Work to complete:
Copy all lines of the listing that include the string "said".
Begin Supplied material
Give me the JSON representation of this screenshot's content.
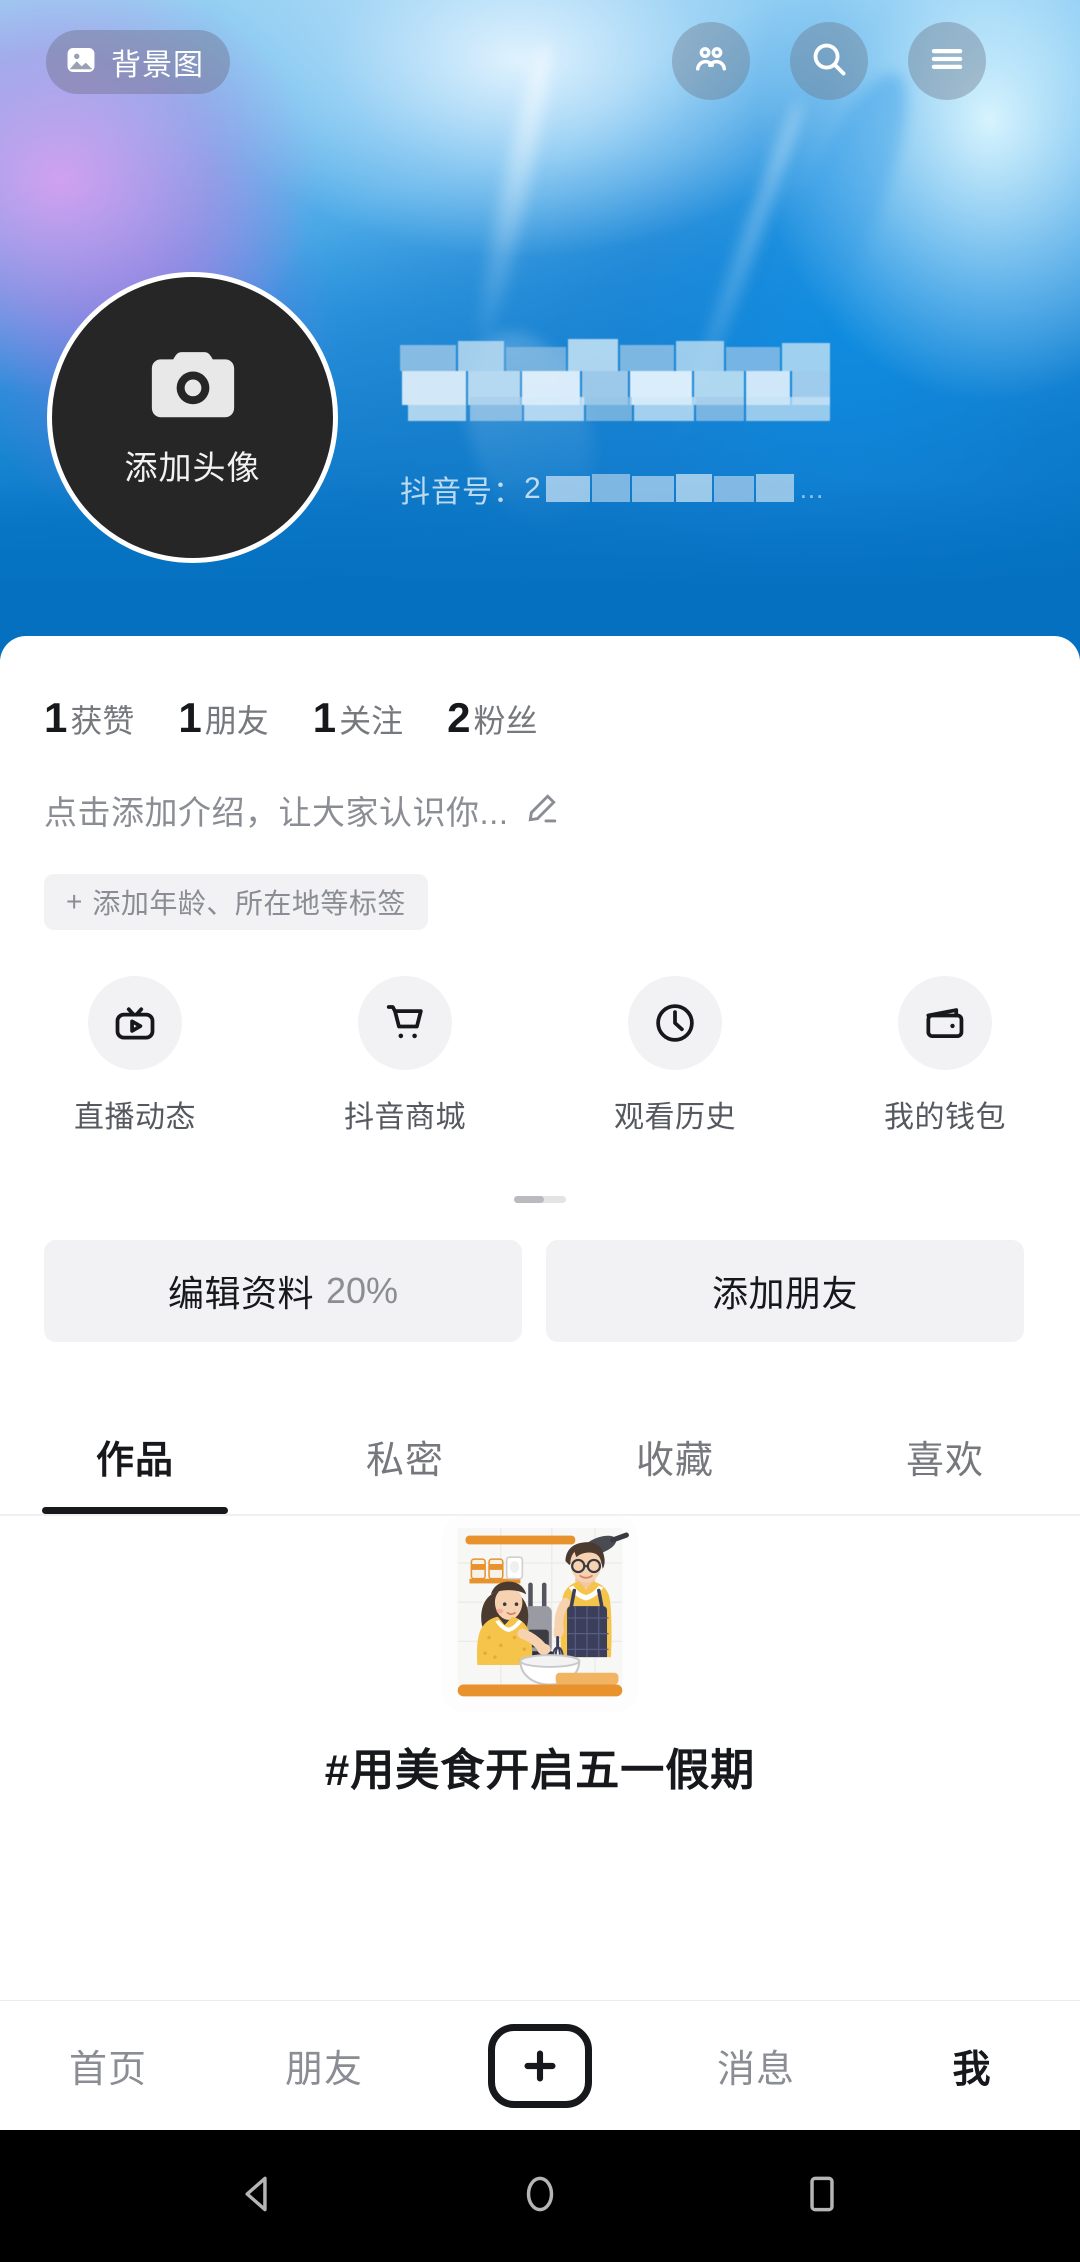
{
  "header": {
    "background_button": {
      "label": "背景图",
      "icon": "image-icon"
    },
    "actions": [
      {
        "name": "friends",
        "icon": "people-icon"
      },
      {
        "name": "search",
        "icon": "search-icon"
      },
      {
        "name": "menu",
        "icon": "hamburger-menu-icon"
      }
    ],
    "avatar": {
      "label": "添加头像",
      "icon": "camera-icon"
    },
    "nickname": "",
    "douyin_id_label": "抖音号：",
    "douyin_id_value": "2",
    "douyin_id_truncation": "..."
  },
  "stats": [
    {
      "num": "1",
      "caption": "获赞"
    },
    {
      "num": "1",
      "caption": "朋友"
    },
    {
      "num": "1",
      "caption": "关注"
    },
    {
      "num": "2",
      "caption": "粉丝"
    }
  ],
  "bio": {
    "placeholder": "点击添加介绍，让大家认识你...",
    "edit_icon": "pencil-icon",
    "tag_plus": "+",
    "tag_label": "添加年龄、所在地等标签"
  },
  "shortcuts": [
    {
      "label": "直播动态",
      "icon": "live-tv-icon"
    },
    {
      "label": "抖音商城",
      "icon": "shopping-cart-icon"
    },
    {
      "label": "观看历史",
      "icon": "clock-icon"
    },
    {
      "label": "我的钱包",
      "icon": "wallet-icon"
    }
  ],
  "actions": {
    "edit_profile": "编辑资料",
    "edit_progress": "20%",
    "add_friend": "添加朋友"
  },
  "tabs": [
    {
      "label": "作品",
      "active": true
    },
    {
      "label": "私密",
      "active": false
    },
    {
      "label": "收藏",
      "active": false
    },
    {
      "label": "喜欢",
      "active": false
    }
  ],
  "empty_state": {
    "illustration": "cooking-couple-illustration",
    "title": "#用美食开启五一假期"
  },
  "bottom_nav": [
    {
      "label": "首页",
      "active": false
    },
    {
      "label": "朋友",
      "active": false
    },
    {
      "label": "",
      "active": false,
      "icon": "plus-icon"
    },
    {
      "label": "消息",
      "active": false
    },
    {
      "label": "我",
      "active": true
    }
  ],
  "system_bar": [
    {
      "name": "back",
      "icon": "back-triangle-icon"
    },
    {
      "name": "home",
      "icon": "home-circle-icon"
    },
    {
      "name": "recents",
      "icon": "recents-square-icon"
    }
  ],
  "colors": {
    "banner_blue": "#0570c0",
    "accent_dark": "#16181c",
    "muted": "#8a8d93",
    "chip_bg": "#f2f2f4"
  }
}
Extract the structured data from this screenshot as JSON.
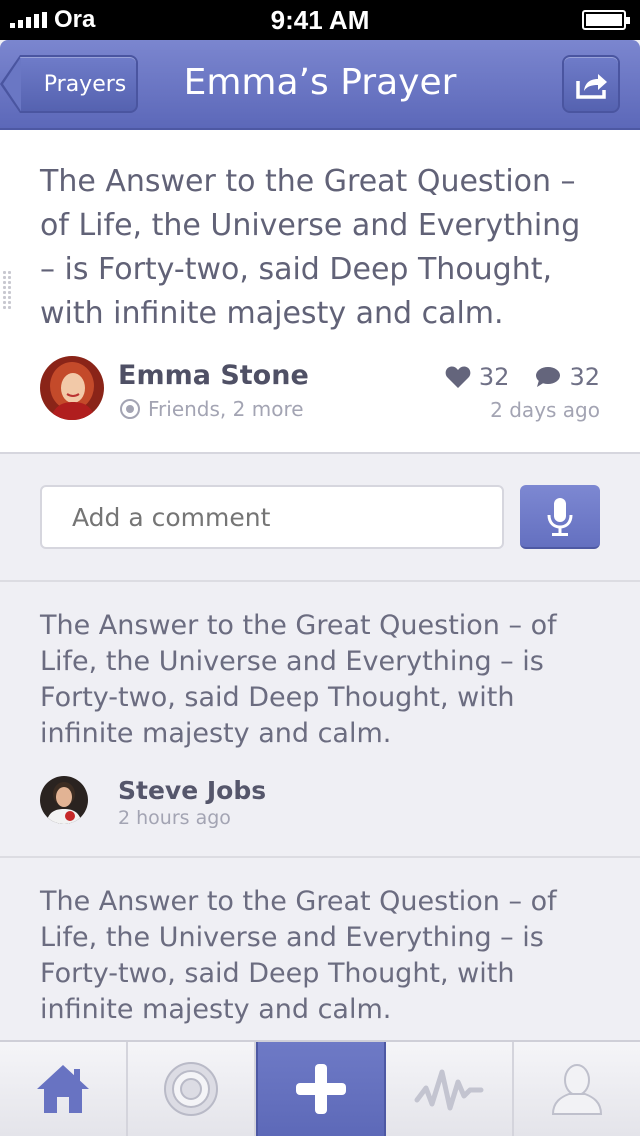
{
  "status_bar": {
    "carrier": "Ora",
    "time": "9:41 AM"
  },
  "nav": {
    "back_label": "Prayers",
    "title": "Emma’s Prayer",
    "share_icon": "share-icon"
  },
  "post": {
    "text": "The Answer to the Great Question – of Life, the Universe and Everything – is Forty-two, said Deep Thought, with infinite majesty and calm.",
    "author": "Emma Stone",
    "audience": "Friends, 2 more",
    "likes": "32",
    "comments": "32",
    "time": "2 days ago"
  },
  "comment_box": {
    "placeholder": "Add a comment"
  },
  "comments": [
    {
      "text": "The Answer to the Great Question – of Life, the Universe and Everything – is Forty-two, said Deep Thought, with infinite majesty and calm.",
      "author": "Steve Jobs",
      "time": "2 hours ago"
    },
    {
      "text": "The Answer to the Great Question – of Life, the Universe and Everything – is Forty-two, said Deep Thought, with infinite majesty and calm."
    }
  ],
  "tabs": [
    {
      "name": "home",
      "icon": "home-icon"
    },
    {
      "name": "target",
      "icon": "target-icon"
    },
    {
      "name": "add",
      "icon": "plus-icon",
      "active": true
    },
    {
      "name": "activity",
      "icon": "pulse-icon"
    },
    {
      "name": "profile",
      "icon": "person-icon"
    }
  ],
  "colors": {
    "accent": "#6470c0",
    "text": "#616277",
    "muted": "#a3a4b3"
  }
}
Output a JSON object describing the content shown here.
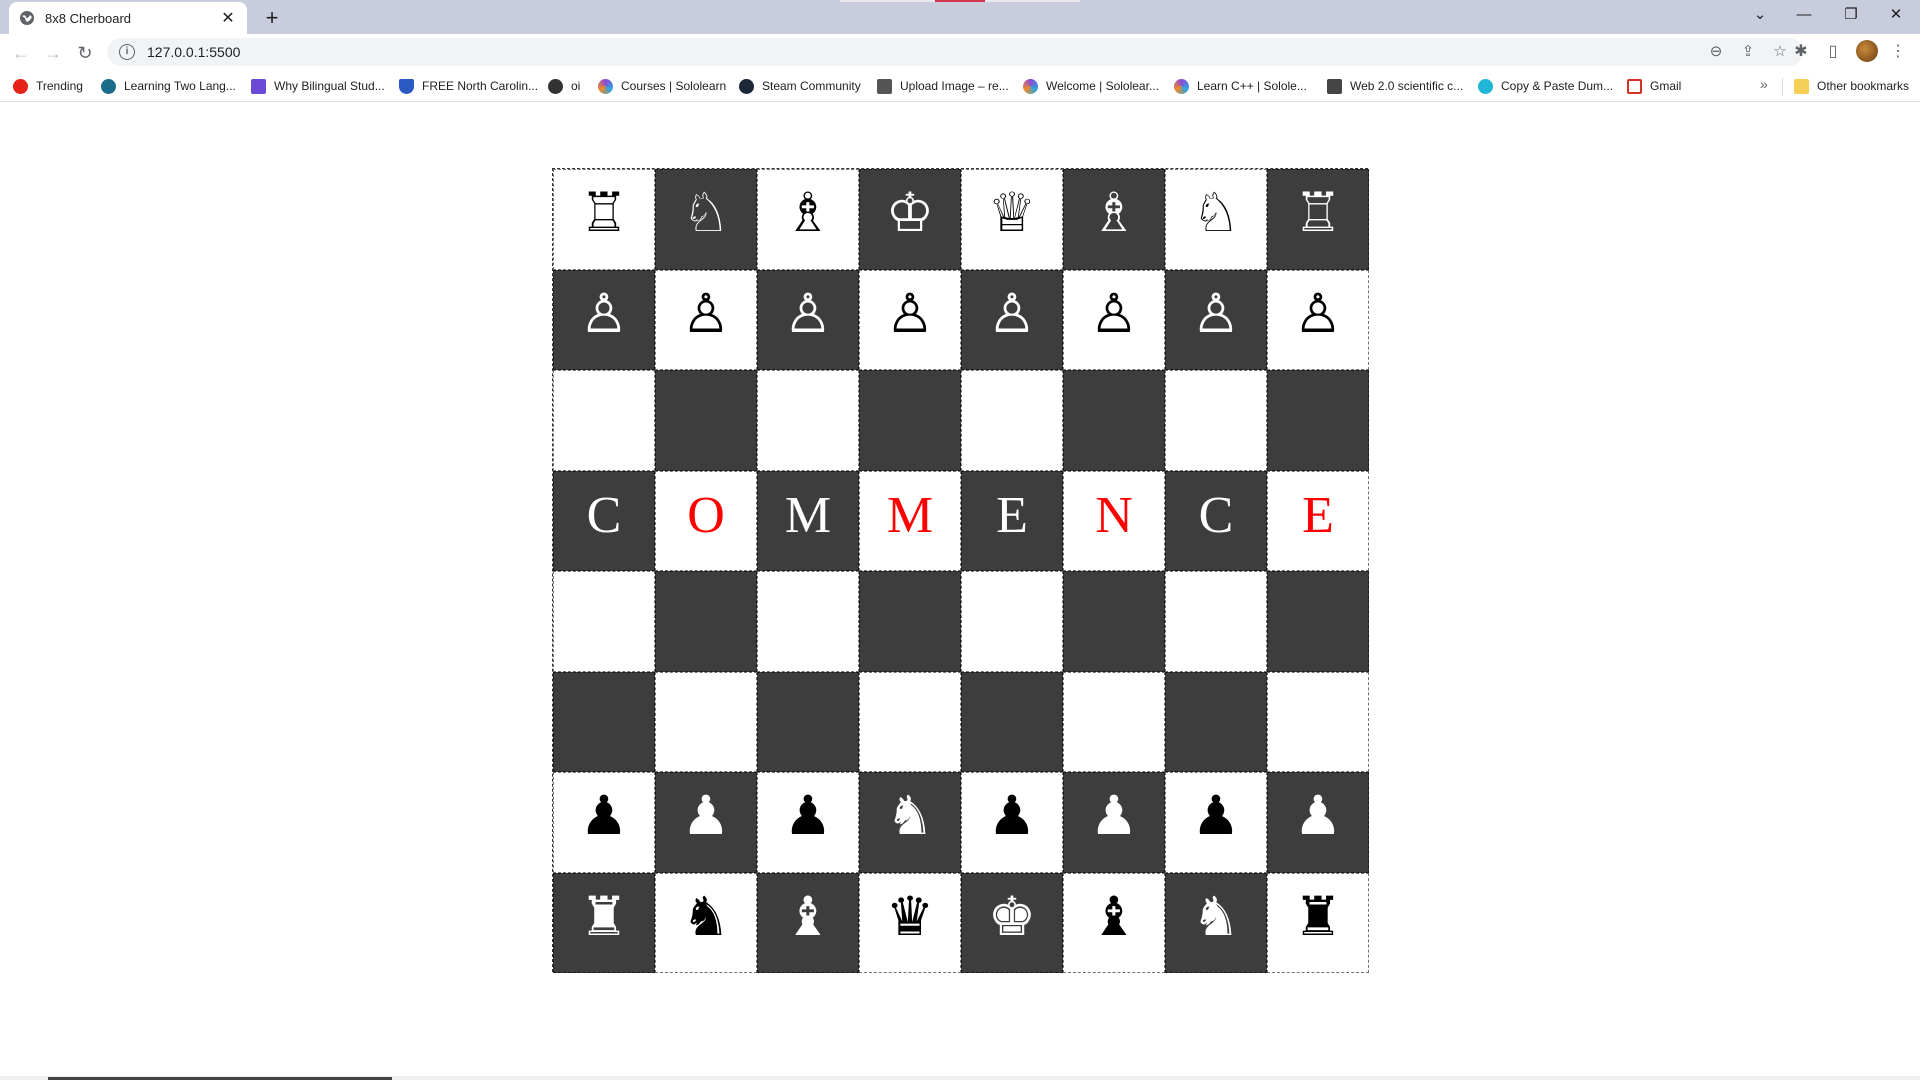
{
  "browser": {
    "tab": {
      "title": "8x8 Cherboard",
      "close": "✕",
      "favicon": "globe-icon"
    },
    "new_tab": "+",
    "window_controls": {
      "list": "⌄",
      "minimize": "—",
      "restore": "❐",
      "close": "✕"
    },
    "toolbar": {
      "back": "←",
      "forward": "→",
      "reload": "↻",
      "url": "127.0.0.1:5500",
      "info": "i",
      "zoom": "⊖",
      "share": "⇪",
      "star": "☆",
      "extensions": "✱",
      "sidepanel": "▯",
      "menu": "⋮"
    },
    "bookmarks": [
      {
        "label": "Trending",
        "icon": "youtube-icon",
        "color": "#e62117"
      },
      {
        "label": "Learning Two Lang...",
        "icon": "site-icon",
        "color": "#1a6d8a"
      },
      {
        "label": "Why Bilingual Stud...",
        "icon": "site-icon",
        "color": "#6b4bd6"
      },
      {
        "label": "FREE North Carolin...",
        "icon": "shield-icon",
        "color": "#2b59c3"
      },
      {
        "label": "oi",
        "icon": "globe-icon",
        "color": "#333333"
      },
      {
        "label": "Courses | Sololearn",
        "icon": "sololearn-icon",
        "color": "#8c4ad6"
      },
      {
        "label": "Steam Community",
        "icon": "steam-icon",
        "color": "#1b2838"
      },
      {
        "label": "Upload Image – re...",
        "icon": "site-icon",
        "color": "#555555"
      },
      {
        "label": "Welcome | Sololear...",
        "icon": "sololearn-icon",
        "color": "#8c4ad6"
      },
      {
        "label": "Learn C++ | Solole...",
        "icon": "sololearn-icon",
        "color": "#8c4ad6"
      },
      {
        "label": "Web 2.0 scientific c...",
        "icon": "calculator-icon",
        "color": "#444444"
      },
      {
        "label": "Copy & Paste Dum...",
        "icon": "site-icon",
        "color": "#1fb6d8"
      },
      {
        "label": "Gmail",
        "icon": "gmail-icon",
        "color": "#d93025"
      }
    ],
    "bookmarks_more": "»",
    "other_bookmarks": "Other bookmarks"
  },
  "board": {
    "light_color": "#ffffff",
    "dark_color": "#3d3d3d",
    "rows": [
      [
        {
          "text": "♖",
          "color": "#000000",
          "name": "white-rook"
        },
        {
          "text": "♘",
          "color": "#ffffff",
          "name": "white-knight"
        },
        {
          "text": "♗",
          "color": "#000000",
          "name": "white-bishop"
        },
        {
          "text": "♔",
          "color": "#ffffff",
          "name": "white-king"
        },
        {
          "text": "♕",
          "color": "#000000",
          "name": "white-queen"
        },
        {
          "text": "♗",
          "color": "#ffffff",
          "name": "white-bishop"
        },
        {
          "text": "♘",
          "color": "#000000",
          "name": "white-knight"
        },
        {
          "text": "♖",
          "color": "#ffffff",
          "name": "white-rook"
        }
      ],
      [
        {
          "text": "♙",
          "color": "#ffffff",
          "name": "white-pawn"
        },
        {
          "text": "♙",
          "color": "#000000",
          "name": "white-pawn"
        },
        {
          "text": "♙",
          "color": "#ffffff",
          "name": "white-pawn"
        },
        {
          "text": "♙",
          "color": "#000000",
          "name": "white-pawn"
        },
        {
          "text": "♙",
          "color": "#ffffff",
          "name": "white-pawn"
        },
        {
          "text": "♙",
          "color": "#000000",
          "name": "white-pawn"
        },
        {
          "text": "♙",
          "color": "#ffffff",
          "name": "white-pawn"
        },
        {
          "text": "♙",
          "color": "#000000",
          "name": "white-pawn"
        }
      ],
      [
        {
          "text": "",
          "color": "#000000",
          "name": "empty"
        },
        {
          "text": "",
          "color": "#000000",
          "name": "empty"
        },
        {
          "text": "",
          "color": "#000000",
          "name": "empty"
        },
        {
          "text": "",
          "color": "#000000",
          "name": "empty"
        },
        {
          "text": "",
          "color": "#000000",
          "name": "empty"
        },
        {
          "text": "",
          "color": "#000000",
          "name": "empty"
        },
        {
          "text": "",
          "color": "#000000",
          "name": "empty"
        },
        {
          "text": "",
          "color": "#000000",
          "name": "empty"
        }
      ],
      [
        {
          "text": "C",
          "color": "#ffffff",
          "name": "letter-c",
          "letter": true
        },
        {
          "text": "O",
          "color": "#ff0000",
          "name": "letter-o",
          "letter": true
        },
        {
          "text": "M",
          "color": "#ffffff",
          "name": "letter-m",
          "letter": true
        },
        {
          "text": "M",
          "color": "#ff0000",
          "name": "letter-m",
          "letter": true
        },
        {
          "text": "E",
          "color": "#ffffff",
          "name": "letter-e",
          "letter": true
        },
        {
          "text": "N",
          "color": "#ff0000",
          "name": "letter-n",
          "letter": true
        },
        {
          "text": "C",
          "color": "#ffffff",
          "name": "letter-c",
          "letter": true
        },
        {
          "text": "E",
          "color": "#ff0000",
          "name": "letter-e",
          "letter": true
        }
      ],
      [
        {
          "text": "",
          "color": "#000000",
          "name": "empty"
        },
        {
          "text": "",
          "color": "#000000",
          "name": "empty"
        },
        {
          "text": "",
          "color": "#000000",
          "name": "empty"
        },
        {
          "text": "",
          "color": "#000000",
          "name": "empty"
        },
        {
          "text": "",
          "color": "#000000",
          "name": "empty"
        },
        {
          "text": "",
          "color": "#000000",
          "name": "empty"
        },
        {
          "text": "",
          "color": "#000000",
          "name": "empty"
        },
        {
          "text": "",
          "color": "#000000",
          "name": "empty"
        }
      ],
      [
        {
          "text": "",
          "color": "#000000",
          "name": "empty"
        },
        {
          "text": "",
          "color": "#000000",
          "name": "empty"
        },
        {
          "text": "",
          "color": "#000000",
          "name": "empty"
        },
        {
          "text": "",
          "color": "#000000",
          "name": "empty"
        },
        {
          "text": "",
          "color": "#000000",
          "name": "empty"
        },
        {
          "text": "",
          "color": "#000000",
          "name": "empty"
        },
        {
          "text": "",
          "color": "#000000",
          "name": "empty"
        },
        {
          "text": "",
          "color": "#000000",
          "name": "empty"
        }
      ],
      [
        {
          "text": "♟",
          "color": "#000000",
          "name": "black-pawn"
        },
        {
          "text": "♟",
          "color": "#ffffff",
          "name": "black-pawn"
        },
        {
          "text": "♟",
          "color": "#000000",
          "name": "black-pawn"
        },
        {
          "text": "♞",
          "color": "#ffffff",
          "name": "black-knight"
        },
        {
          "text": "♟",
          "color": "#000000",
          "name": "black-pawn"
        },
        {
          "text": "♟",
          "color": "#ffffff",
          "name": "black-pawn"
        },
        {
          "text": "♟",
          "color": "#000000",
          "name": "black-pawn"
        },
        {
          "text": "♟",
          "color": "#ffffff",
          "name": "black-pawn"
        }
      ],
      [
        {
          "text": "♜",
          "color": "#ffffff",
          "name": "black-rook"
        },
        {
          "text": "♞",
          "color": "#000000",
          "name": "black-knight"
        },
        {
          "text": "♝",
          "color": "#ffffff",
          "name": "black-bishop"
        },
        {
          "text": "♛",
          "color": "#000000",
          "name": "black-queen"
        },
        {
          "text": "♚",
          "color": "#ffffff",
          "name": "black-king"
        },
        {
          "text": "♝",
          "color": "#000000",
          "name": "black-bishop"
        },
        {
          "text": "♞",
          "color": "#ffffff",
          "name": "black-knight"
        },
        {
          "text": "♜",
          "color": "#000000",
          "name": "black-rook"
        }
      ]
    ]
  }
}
End Supplied material
Answer below:
    "text": "The Answer to the Great Question – of Life, the Universe and Everything – is Forty-two, said Deep Thought, with infinite majesty and calm.",
      "text": "The Answer to the Great Question – of Life, the Universe and Everything – is Forty-two, said Deep Thought, with infinite majesty and calm.",
      "text": "The Answer to the Great Question – of Life, the Universe and Everything – is Forty-two, said Deep Thought, with infinite majesty and calm."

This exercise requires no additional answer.